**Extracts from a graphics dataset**
** Start **

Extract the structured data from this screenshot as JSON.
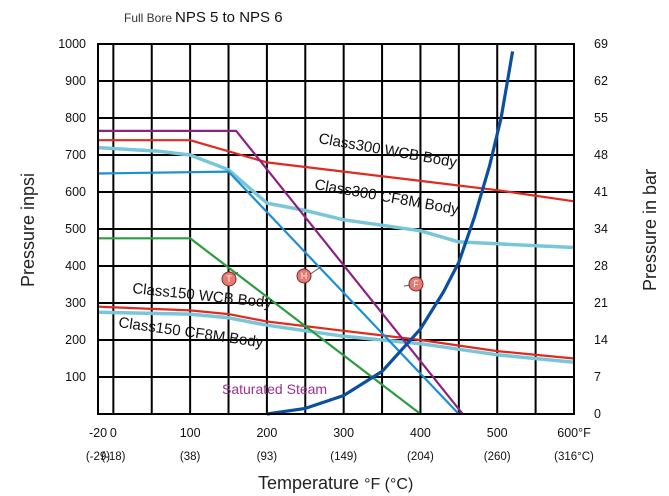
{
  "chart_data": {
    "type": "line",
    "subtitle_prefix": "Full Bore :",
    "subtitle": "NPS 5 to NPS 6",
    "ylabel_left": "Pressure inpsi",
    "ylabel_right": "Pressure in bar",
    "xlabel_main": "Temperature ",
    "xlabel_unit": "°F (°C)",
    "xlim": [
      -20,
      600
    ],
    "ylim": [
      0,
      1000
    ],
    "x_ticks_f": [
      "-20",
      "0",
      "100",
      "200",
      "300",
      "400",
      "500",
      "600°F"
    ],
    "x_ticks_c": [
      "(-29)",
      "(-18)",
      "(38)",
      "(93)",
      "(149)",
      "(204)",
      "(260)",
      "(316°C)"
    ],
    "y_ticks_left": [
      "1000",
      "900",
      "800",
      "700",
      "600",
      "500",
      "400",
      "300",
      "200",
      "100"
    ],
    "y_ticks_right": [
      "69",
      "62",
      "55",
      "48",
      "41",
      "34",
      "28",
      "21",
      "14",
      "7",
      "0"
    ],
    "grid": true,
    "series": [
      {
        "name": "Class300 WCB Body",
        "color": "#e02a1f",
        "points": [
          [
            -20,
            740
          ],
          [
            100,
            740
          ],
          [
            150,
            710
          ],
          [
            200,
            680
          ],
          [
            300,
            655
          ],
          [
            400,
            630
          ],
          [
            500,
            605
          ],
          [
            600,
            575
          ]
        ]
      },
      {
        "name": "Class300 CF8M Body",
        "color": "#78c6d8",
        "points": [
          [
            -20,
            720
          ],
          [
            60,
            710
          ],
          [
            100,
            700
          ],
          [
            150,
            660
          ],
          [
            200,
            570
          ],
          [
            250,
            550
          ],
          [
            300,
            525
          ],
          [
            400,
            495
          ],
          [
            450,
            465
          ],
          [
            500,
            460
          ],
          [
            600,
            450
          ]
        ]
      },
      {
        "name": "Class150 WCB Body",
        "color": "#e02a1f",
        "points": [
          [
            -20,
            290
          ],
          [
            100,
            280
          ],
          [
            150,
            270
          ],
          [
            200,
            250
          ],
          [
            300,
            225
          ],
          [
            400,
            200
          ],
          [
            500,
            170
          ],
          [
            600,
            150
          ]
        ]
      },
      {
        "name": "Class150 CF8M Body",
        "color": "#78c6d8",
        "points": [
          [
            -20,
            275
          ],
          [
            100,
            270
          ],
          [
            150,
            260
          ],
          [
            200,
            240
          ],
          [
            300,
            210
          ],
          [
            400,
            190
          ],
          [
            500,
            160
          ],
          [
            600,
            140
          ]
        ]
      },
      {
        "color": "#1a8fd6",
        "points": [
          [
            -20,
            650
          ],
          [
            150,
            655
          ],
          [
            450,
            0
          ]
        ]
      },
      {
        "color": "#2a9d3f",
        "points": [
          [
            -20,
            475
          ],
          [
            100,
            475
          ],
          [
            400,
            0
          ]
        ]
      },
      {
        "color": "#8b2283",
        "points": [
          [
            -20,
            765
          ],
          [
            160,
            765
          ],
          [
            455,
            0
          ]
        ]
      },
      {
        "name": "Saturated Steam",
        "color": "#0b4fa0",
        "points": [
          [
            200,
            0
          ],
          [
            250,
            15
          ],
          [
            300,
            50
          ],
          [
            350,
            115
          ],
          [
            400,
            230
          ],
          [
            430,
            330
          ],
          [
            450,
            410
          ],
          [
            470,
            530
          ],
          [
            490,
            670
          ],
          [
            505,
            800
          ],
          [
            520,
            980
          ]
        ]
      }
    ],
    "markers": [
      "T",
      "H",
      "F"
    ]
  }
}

** End **
** Start **

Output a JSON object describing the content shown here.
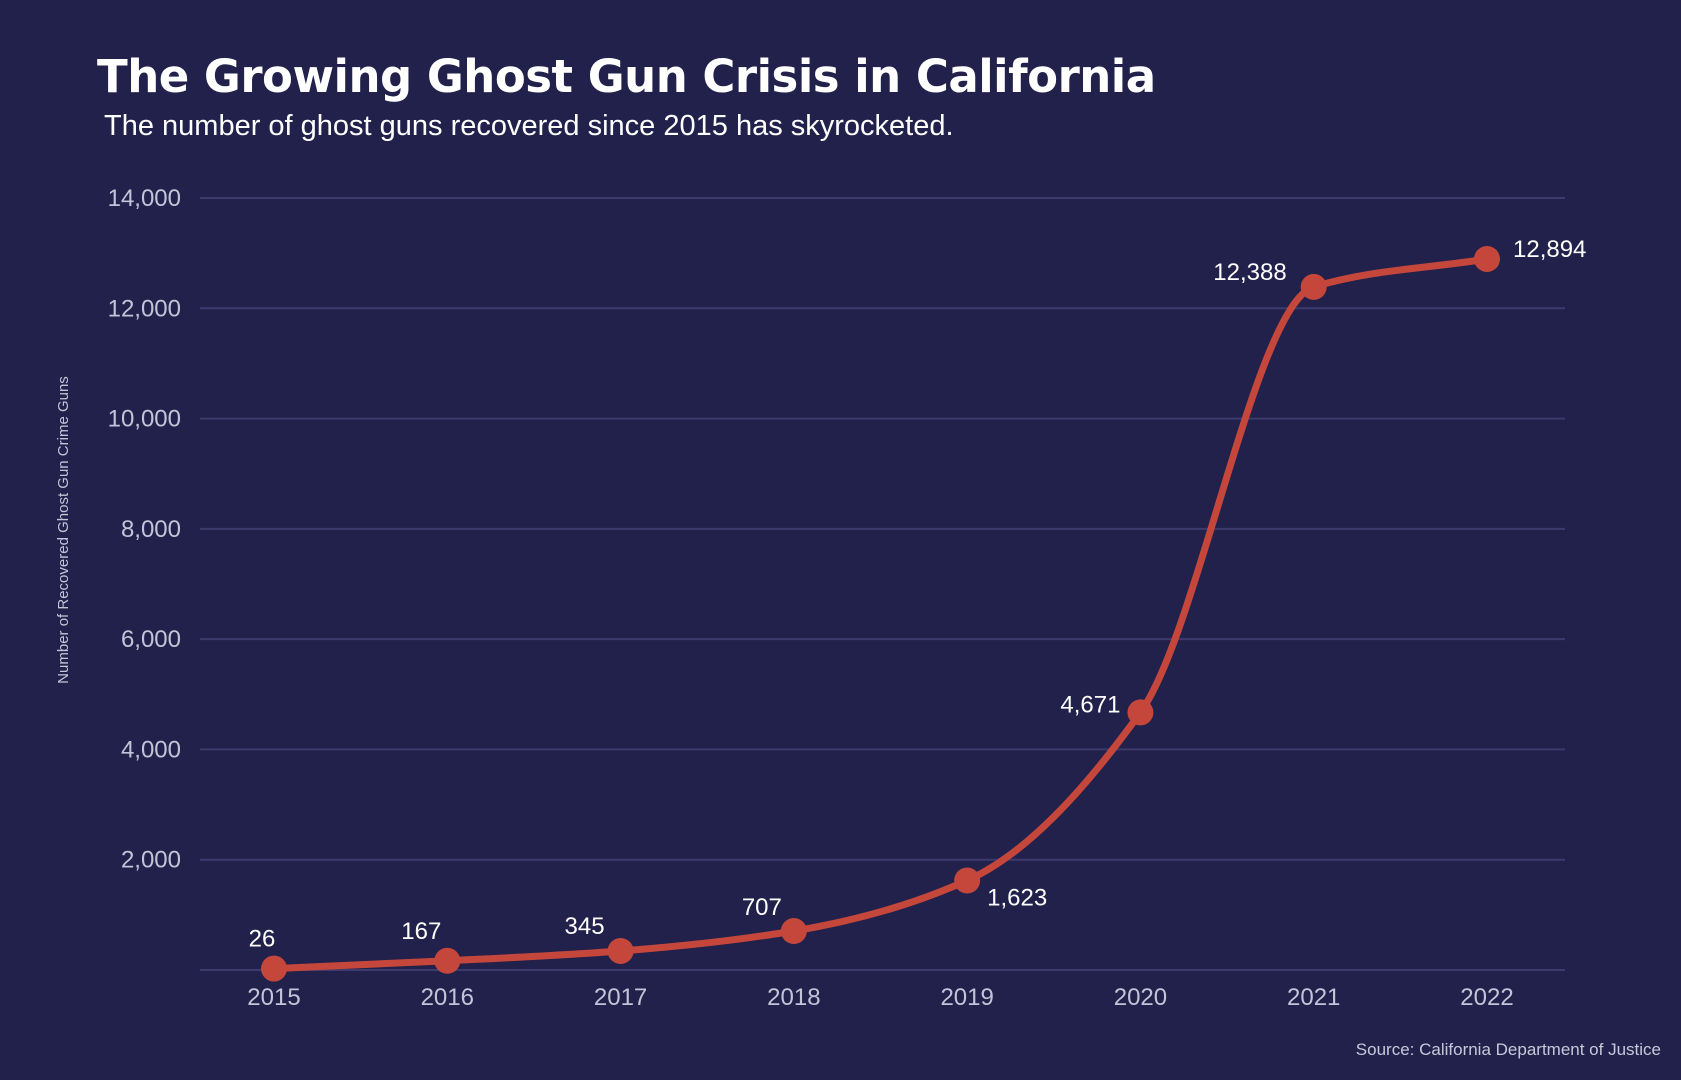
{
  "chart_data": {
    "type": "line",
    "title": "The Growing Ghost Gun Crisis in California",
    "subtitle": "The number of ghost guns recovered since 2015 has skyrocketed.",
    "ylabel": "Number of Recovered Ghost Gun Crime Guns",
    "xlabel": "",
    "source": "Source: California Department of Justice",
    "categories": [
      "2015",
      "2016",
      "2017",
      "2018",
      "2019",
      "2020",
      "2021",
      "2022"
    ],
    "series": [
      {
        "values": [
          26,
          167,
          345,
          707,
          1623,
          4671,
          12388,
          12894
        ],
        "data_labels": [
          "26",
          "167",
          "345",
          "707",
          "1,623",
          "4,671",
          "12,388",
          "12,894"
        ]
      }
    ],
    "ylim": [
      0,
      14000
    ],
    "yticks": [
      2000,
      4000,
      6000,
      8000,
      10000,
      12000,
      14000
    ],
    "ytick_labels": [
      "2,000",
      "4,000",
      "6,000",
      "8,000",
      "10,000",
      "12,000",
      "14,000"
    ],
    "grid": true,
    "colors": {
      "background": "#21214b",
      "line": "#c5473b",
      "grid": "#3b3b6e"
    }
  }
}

** End **
** Start **

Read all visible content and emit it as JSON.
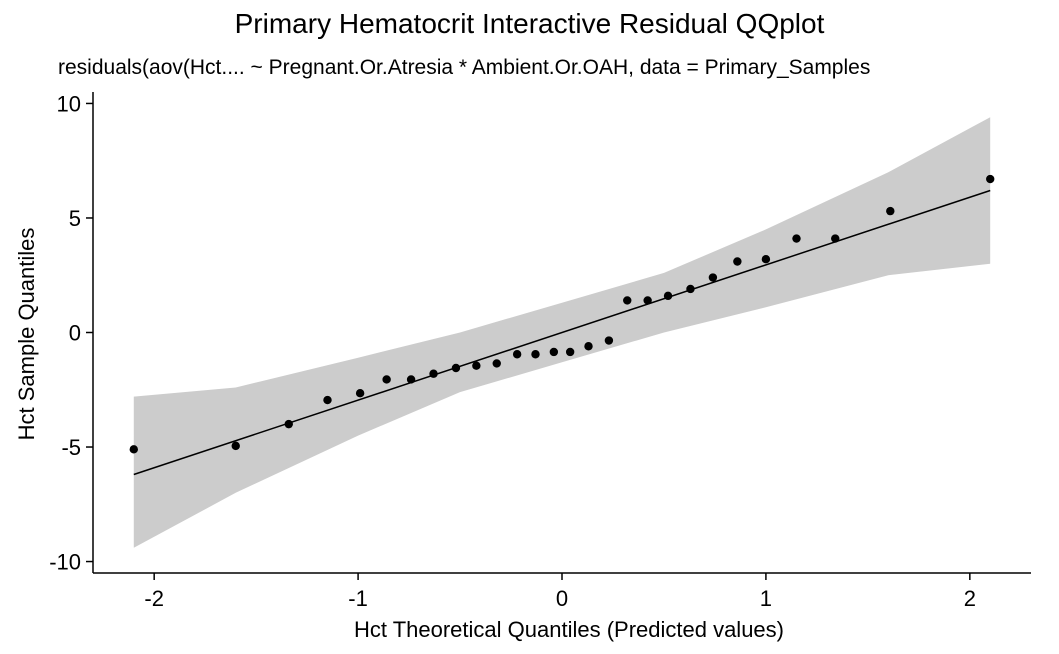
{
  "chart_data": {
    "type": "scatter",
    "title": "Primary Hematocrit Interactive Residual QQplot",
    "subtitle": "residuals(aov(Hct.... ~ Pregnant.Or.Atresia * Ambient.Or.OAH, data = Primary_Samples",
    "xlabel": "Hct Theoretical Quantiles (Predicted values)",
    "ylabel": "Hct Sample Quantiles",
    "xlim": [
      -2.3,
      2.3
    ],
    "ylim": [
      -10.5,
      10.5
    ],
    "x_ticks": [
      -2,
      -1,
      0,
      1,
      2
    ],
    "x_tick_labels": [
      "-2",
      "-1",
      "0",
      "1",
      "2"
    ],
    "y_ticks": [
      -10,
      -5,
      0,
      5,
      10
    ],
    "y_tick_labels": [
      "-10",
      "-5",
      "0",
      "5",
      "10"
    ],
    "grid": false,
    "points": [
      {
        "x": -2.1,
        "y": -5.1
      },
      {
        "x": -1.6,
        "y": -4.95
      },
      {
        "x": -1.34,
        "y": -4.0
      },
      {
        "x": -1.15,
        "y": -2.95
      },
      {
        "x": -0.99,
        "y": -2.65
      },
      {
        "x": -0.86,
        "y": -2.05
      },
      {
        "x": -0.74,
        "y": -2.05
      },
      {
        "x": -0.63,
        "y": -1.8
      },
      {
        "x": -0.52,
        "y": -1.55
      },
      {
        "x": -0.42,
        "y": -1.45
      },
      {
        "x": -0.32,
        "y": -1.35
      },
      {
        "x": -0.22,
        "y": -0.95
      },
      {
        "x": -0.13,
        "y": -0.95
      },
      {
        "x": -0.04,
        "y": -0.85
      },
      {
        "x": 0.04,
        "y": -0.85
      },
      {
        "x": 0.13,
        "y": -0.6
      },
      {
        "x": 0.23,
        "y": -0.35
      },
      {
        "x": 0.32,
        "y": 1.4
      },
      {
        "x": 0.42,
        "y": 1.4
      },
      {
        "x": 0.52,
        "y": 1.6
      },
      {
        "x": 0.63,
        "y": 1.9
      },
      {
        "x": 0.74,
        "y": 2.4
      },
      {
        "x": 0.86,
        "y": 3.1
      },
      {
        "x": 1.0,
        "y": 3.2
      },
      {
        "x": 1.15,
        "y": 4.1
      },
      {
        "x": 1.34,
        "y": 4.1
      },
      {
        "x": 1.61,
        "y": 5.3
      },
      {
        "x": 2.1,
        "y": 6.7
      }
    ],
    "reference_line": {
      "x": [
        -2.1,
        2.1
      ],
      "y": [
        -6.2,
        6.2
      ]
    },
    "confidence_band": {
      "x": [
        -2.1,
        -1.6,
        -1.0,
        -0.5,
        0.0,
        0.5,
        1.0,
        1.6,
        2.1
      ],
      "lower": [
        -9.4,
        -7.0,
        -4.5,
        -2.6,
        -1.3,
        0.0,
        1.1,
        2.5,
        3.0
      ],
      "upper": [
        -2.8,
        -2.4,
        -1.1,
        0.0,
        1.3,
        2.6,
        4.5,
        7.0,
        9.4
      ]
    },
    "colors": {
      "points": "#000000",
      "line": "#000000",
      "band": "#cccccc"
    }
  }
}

** End **

**Request**
Collect every line from the records above that contains the word "Pressure".

**Final answer**
    "ylabel_left": "Pressure inpsi",
    "ylabel_right": "Pressure in bar",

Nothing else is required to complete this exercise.